**Written instruction**
Repeat every record below exactly as it appears.

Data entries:
>> Start
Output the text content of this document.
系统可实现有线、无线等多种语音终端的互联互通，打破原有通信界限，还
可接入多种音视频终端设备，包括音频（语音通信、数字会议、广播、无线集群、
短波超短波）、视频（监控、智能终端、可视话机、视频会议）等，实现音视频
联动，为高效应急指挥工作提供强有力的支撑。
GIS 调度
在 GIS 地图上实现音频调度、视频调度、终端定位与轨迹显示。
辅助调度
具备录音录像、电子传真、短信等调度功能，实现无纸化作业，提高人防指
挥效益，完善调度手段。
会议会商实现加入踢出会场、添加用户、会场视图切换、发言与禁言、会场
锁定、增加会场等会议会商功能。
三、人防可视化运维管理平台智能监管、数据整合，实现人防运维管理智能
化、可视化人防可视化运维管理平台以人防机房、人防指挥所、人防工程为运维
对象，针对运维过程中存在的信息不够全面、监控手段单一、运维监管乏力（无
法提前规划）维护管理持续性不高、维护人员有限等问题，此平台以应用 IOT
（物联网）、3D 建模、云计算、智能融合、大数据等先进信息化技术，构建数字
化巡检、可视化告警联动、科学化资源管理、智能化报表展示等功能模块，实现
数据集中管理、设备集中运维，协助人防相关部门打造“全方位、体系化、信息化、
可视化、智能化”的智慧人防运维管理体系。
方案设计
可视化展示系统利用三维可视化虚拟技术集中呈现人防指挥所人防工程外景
>> End
**Output of the exercise**
Output the text content of this document.
系统可实现有线、无线等多种语音终端的互联互通，打破原有通信界限，还
可接入多种音视频终端设备，包括音频（语音通信、数字会议、广播、无线集群、
短波超短波）、视频（监控、智能终端、可视话机、视频会议）等，实现音视频
联动，为高效应急指挥工作提供强有力的支撑。
GIS 调度
在 GIS 地图上实现音频调度、视频调度、终端定位与轨迹显示。
辅助调度
具备录音录像、电子传真、短信等调度功能，实现无纸化作业，提高人防指
挥效益，完善调度手段。
会议会商实现加入踢出会场、添加用户、会场视图切换、发言与禁言、会场
锁定、增加会场等会议会商功能。
三、人防可视化运维管理平台智能监管、数据整合，实现人防运维管理智能
化、可视化人防可视化运维管理平台以人防机房、人防指挥所、人防工程为运维
对象，针对运维过程中存在的信息不够全面、监控手段单一、运维监管乏力（无
法提前规划）维护管理持续性不高、维护人员有限等问题，此平台以应用 IOT
（物联网）、3D 建模、云计算、智能融合、大数据等先进信息化技术，构建数字
化巡检、可视化告警联动、科学化资源管理、智能化报表展示等功能模块，实现
数据集中管理、设备集中运维，协助人防相关部门打造“全方位、体系化、信息化、
可视化、智能化”的智慧人防运维管理体系。
方案设计
可视化展示系统利用三维可视化虚拟技术集中呈现人防指挥所人防工程外景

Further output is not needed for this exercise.